## Instructions to follow
Copy every one of the rows below word for word, without changing anything.

## Task material

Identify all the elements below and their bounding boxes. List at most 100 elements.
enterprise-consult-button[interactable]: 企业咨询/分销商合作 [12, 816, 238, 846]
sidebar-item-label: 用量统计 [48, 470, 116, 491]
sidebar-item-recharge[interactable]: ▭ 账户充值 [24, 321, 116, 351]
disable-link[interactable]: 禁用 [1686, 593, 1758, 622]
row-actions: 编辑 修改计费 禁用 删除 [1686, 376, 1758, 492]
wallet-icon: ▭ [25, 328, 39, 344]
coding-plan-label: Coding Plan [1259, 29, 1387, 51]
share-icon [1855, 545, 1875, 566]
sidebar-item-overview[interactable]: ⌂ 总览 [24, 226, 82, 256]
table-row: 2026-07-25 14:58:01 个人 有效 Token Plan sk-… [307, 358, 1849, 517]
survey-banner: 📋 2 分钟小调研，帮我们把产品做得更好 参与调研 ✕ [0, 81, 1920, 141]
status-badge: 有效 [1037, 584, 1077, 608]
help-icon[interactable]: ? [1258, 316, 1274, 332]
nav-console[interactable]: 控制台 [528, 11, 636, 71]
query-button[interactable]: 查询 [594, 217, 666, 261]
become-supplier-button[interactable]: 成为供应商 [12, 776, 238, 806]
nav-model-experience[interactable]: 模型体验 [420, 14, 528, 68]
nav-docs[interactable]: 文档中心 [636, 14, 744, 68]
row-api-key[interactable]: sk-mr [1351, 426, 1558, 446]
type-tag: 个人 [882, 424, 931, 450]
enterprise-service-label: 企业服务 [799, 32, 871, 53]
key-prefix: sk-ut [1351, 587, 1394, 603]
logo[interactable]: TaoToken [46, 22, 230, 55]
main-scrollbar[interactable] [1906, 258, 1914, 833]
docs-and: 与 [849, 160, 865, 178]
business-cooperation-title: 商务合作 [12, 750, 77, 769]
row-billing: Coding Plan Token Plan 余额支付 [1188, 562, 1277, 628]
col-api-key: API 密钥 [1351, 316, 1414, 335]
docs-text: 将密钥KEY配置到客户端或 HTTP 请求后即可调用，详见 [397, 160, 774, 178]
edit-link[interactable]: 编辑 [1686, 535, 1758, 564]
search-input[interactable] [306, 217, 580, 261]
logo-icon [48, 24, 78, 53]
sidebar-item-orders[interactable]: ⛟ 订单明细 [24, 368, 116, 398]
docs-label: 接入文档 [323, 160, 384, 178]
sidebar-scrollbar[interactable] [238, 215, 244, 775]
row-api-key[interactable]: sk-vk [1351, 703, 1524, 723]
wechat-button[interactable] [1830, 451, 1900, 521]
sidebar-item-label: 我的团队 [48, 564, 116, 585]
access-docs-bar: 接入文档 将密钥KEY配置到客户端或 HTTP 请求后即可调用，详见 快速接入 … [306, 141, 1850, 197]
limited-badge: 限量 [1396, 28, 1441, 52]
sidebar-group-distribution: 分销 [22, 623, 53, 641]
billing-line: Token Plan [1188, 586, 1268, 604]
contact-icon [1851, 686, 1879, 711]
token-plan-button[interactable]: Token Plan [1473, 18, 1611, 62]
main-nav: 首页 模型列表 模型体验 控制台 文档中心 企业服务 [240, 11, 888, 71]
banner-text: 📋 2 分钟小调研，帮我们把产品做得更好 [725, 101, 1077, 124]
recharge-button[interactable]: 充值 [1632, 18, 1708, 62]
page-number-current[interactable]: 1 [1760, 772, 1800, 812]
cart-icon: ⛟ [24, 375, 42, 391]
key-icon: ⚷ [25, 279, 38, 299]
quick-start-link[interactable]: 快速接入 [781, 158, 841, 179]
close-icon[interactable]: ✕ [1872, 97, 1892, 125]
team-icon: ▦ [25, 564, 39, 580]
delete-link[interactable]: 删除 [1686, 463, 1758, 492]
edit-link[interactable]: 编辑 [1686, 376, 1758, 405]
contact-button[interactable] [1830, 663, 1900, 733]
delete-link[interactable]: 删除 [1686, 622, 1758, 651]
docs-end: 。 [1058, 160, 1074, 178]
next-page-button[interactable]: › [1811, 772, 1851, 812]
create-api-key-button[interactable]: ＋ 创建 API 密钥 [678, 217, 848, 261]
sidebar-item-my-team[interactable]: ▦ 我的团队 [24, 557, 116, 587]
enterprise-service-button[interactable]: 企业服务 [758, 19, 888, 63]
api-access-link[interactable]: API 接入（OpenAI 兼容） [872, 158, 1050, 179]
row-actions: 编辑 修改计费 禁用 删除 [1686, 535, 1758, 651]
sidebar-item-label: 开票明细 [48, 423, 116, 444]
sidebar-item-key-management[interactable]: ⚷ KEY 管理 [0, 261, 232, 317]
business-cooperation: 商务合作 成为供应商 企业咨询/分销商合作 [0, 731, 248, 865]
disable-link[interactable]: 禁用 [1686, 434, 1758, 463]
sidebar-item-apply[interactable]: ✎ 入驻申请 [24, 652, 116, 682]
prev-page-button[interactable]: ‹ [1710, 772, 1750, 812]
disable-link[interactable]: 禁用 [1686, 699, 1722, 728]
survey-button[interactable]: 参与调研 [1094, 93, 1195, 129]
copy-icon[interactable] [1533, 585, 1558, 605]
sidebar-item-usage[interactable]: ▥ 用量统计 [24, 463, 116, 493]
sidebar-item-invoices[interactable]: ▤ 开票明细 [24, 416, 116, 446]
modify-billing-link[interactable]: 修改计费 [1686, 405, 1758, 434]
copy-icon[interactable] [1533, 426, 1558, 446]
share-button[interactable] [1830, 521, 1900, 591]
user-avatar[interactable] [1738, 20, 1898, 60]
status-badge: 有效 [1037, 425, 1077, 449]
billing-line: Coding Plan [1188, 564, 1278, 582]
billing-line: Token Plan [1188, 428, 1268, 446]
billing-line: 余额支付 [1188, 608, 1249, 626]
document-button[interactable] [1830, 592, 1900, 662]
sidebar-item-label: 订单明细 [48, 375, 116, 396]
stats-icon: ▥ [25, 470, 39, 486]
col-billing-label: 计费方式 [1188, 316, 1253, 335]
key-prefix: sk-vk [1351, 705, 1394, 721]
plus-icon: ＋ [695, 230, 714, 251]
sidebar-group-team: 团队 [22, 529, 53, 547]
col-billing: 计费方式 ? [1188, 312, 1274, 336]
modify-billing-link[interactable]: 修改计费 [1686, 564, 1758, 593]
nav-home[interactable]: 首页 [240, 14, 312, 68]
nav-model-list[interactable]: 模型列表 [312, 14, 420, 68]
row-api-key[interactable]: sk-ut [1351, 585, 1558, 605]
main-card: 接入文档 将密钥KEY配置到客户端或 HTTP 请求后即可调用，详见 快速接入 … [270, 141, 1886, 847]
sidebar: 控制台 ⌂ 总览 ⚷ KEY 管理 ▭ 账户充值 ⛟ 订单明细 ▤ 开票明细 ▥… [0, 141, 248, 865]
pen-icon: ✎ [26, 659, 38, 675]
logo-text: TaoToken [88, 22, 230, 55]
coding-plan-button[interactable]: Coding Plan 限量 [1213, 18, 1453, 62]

## Response for this exercise
Identify all the elements below and their bounding boxes. List at most 100 elements.
enterprise-consult-button[interactable]: 企业咨询/分销商合作 [12, 816, 238, 846]
sidebar-item-label: 用量统计 [48, 470, 116, 491]
sidebar-item-recharge[interactable]: ▭ 账户充值 [24, 321, 116, 351]
disable-link[interactable]: 禁用 [1686, 593, 1758, 622]
row-actions: 编辑 修改计费 禁用 删除 [1686, 376, 1758, 492]
wallet-icon: ▭ [25, 328, 39, 344]
coding-plan-label: Coding Plan [1259, 29, 1387, 51]
share-icon [1855, 545, 1875, 566]
sidebar-item-overview[interactable]: ⌂ 总览 [24, 226, 82, 256]
table-row: 2026-07-25 14:58:01 个人 有效 Token Plan sk-… [307, 358, 1849, 517]
survey-banner: 📋 2 分钟小调研，帮我们把产品做得更好 参与调研 ✕ [0, 81, 1920, 141]
status-badge: 有效 [1037, 584, 1077, 608]
help-icon[interactable]: ? [1258, 316, 1274, 332]
nav-console[interactable]: 控制台 [528, 11, 636, 71]
query-button[interactable]: 查询 [594, 217, 666, 261]
become-supplier-button[interactable]: 成为供应商 [12, 776, 238, 806]
nav-model-experience[interactable]: 模型体验 [420, 14, 528, 68]
nav-docs[interactable]: 文档中心 [636, 14, 744, 68]
row-api-key[interactable]: sk-mr [1351, 426, 1558, 446]
type-tag: 个人 [882, 424, 931, 450]
enterprise-service-label: 企业服务 [799, 32, 871, 53]
key-prefix: sk-ut [1351, 587, 1394, 603]
logo[interactable]: TaoToken [46, 22, 230, 55]
main-scrollbar[interactable] [1906, 258, 1914, 833]
docs-and: 与 [849, 160, 865, 178]
business-cooperation-title: 商务合作 [12, 750, 77, 769]
row-billing: Coding Plan Token Plan 余额支付 [1188, 562, 1277, 628]
col-api-key: API 密钥 [1351, 316, 1414, 335]
docs-text: 将密钥KEY配置到客户端或 HTTP 请求后即可调用，详见 [397, 160, 774, 178]
edit-link[interactable]: 编辑 [1686, 535, 1758, 564]
search-input[interactable] [306, 217, 580, 261]
logo-icon [48, 24, 78, 53]
sidebar-item-orders[interactable]: ⛟ 订单明细 [24, 368, 116, 398]
docs-label: 接入文档 [323, 160, 384, 178]
sidebar-scrollbar[interactable] [238, 215, 244, 775]
row-api-key[interactable]: sk-vk [1351, 703, 1524, 723]
wechat-button[interactable] [1830, 451, 1900, 521]
sidebar-item-label: 我的团队 [48, 564, 116, 585]
access-docs-bar: 接入文档 将密钥KEY配置到客户端或 HTTP 请求后即可调用，详见 快速接入 … [306, 141, 1850, 197]
limited-badge: 限量 [1396, 28, 1441, 52]
sidebar-group-distribution: 分销 [22, 623, 53, 641]
billing-line: Token Plan [1188, 586, 1268, 604]
contact-icon [1851, 686, 1879, 711]
token-plan-button[interactable]: Token Plan [1473, 18, 1611, 62]
main-nav: 首页 模型列表 模型体验 控制台 文档中心 企业服务 [240, 11, 888, 71]
banner-text: 📋 2 分钟小调研，帮我们把产品做得更好 [725, 101, 1077, 124]
recharge-button[interactable]: 充值 [1632, 18, 1708, 62]
page-number-current[interactable]: 1 [1760, 772, 1800, 812]
cart-icon: ⛟ [24, 375, 42, 391]
key-icon: ⚷ [25, 279, 38, 299]
quick-start-link[interactable]: 快速接入 [781, 158, 841, 179]
close-icon[interactable]: ✕ [1872, 97, 1892, 125]
team-icon: ▦ [25, 564, 39, 580]
delete-link[interactable]: 删除 [1686, 463, 1758, 492]
edit-link[interactable]: 编辑 [1686, 376, 1758, 405]
contact-button[interactable] [1830, 663, 1900, 733]
delete-link[interactable]: 删除 [1686, 622, 1758, 651]
docs-end: 。 [1058, 160, 1074, 178]
next-page-button[interactable]: › [1811, 772, 1851, 812]
create-api-key-button[interactable]: ＋ 创建 API 密钥 [678, 217, 848, 261]
sidebar-item-my-team[interactable]: ▦ 我的团队 [24, 557, 116, 587]
enterprise-service-button[interactable]: 企业服务 [758, 19, 888, 63]
api-access-link[interactable]: API 接入（OpenAI 兼容） [872, 158, 1050, 179]
row-actions: 编辑 修改计费 禁用 删除 [1686, 535, 1758, 651]
sidebar-item-label: 开票明细 [48, 423, 116, 444]
sidebar-item-key-management[interactable]: ⚷ KEY 管理 [0, 261, 232, 317]
business-cooperation: 商务合作 成为供应商 企业咨询/分销商合作 [0, 731, 248, 865]
disable-link[interactable]: 禁用 [1686, 434, 1758, 463]
sidebar-item-apply[interactable]: ✎ 入驻申请 [24, 652, 116, 682]
prev-page-button[interactable]: ‹ [1710, 772, 1750, 812]
disable-link[interactable]: 禁用 [1686, 699, 1722, 728]
survey-button[interactable]: 参与调研 [1094, 93, 1195, 129]
copy-icon[interactable] [1533, 585, 1558, 605]
sidebar-item-usage[interactable]: ▥ 用量统计 [24, 463, 116, 493]
sidebar-item-invoices[interactable]: ▤ 开票明细 [24, 416, 116, 446]
modify-billing-link[interactable]: 修改计费 [1686, 405, 1758, 434]
copy-icon[interactable] [1533, 426, 1558, 446]
share-button[interactable] [1830, 521, 1900, 591]
user-avatar[interactable] [1738, 20, 1898, 60]
status-badge: 有效 [1037, 425, 1077, 449]
billing-line: Coding Plan [1188, 564, 1278, 582]
billing-line: Token Plan [1188, 428, 1268, 446]
billing-line: 余额支付 [1188, 608, 1249, 626]
document-button[interactable] [1830, 592, 1900, 662]
sidebar-item-label: 订单明细 [48, 375, 116, 396]
stats-icon: ▥ [25, 470, 39, 486]
col-billing-label: 计费方式 [1188, 316, 1253, 335]
key-prefix: sk-vk [1351, 705, 1394, 721]
plus-icon: ＋ [695, 230, 714, 251]
sidebar-group-team: 团队 [22, 529, 53, 547]
col-billing: 计费方式 ? [1188, 312, 1274, 336]
modify-billing-link[interactable]: 修改计费 [1686, 564, 1758, 593]
nav-home[interactable]: 首页 [240, 14, 312, 68]
nav-model-list[interactable]: 模型列表 [312, 14, 420, 68]
row-api-key[interactable]: sk-ut [1351, 585, 1558, 605]
main-card: 接入文档 将密钥KEY配置到客户端或 HTTP 请求后即可调用，详见 快速接入 … [270, 141, 1886, 847]
sidebar: 控制台 ⌂ 总览 ⚷ KEY 管理 ▭ 账户充值 ⛟ 订单明细 ▤ 开票明细 ▥… [0, 141, 248, 865]
pen-icon: ✎ [26, 659, 38, 675]
logo-text: TaoToken [88, 22, 230, 55]
coding-plan-button[interactable]: Coding Plan 限量 [1213, 18, 1453, 62]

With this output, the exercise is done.